* [Data items]:

^^^^

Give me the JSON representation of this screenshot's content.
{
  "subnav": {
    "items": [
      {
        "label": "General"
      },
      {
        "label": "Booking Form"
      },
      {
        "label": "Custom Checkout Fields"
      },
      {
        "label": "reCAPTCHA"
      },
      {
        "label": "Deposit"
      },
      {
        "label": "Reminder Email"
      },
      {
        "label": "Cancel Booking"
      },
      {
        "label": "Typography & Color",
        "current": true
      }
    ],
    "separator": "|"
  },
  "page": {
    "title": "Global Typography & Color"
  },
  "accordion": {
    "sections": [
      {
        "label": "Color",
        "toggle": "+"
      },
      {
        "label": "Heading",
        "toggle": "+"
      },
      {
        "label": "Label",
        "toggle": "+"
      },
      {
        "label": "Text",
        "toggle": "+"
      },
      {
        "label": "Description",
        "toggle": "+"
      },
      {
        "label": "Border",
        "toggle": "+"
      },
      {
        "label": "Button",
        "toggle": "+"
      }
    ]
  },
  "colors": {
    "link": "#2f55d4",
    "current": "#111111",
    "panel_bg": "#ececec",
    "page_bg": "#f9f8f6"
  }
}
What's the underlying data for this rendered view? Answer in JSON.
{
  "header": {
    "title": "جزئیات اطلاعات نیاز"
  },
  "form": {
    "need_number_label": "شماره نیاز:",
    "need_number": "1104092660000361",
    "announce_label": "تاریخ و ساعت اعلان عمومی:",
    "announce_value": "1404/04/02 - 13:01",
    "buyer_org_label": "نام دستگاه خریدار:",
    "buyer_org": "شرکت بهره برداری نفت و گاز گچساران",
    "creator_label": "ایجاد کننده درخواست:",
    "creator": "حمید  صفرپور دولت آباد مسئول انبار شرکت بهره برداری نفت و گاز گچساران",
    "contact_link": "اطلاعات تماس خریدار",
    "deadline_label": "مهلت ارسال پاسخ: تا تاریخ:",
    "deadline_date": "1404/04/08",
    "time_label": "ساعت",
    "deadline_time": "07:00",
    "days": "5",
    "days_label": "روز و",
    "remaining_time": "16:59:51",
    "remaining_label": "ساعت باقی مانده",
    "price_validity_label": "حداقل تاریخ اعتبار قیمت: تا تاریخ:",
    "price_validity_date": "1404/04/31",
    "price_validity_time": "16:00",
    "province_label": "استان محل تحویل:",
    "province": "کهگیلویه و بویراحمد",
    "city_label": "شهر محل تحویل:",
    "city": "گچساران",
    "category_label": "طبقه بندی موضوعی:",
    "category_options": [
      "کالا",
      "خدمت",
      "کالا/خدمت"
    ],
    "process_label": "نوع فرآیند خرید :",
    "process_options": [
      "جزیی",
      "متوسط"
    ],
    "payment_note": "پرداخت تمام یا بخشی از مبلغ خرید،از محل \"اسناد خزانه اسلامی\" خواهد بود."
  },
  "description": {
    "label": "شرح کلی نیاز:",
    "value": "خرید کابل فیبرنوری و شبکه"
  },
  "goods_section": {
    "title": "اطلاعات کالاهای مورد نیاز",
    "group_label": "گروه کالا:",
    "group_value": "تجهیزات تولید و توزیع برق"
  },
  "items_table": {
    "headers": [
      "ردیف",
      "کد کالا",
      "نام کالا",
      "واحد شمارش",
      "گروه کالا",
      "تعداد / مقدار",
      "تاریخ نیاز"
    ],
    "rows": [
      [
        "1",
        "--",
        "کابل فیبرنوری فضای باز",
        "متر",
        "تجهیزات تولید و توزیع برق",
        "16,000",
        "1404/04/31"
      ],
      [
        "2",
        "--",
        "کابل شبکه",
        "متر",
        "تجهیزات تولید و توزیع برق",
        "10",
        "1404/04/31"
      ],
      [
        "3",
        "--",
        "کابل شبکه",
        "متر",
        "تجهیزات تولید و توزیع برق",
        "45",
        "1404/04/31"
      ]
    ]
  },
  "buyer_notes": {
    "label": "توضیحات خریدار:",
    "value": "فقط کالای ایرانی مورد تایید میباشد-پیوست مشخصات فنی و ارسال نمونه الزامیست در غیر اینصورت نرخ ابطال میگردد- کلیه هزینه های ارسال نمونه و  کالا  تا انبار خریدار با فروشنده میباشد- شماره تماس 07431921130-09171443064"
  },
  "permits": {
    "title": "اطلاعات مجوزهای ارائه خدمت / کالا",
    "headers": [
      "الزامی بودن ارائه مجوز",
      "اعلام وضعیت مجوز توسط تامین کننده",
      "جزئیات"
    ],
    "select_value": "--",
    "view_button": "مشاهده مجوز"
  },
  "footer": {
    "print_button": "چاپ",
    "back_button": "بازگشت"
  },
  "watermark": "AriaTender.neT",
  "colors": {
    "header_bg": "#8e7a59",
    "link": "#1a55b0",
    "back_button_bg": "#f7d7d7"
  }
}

^^^^

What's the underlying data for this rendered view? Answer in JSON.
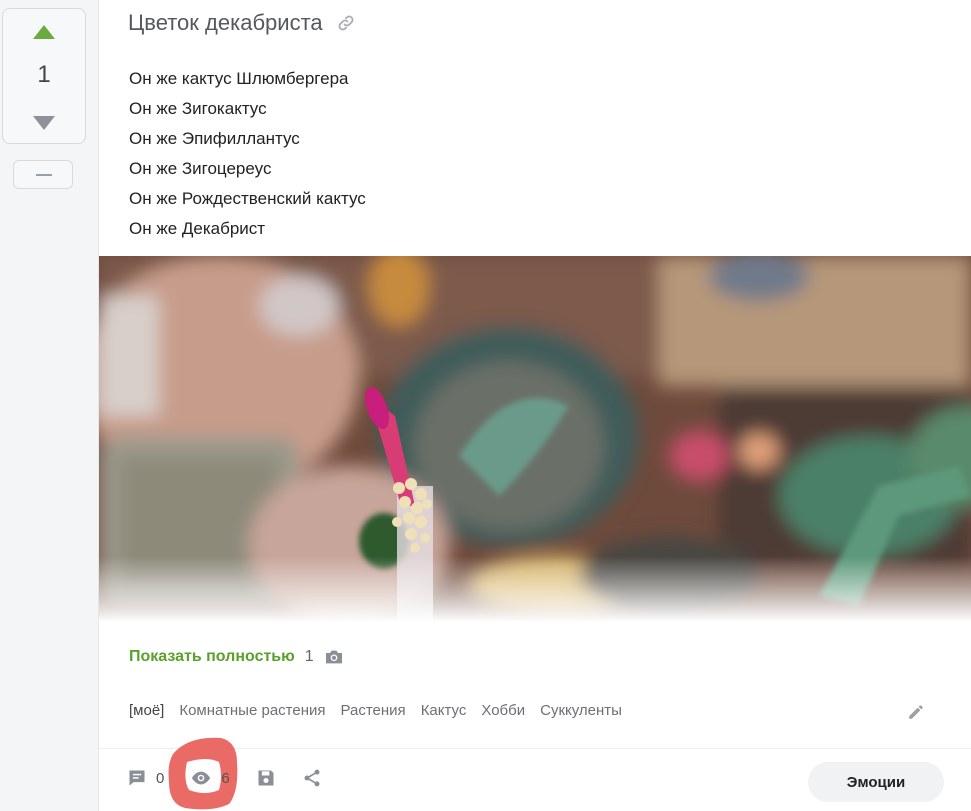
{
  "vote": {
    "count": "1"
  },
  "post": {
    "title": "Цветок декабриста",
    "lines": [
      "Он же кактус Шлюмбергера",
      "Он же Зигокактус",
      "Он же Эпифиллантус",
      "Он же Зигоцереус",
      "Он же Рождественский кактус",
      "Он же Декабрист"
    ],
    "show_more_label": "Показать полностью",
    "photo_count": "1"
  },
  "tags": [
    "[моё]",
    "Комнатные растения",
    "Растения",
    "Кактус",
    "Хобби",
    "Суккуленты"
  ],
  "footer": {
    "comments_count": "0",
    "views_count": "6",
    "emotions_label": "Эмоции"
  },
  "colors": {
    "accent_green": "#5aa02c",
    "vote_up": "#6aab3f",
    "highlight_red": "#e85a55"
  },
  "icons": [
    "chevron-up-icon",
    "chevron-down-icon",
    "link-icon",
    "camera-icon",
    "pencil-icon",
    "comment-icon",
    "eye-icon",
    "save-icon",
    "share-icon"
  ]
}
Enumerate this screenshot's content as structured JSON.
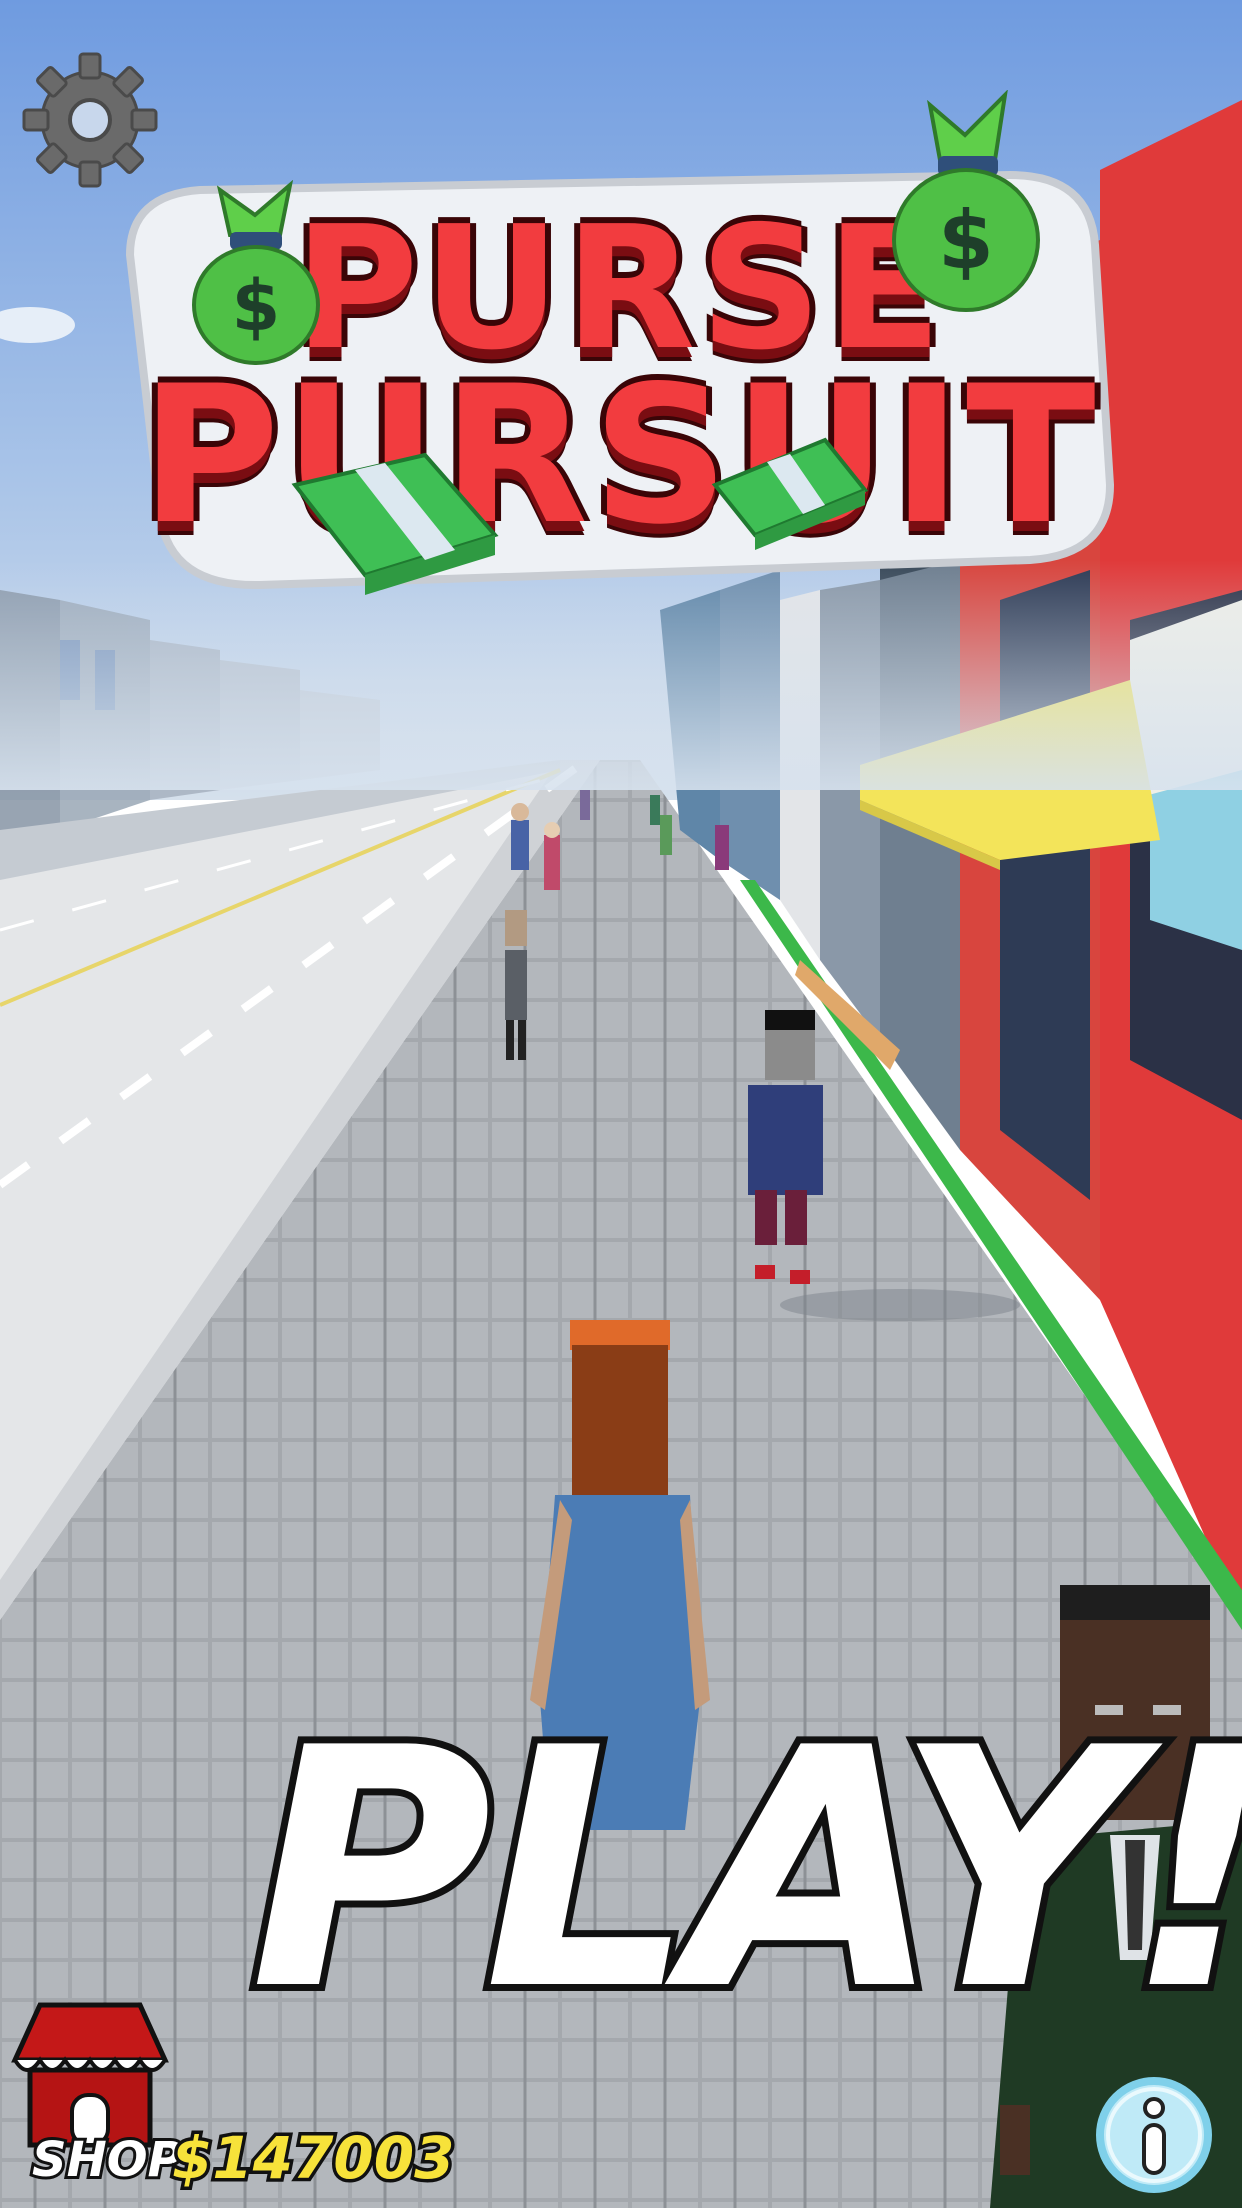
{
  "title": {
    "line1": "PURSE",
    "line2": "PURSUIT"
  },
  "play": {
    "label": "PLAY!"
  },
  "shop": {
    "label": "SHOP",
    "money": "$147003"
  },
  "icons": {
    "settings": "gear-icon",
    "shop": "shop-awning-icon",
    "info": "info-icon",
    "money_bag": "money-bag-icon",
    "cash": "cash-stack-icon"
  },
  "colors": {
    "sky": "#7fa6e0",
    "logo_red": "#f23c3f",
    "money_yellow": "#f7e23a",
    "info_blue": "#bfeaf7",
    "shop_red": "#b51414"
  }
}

^^^^

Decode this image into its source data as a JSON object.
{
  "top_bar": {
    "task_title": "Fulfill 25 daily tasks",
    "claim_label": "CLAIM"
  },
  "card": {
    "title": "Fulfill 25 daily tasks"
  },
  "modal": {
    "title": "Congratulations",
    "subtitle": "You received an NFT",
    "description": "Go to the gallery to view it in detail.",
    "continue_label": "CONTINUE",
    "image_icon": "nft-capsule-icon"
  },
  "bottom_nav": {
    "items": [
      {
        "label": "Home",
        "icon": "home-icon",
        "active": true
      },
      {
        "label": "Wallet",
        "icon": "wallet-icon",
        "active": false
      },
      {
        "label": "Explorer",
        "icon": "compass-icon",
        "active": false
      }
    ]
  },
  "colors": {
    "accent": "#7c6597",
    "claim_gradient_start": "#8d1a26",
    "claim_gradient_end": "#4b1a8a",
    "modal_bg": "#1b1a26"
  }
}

^^^^

* [SET TASK]: Show every line from the entries above in which the word "برداری" appears.

* [IN RESPONSE]:
    "buyer_org": "شرکت بهره برداری نفت و گاز گچساران",
    "creator": "حمید  صفرپور دولت آباد مسئول انبار شرکت بهره برداری نفت و گاز گچساران",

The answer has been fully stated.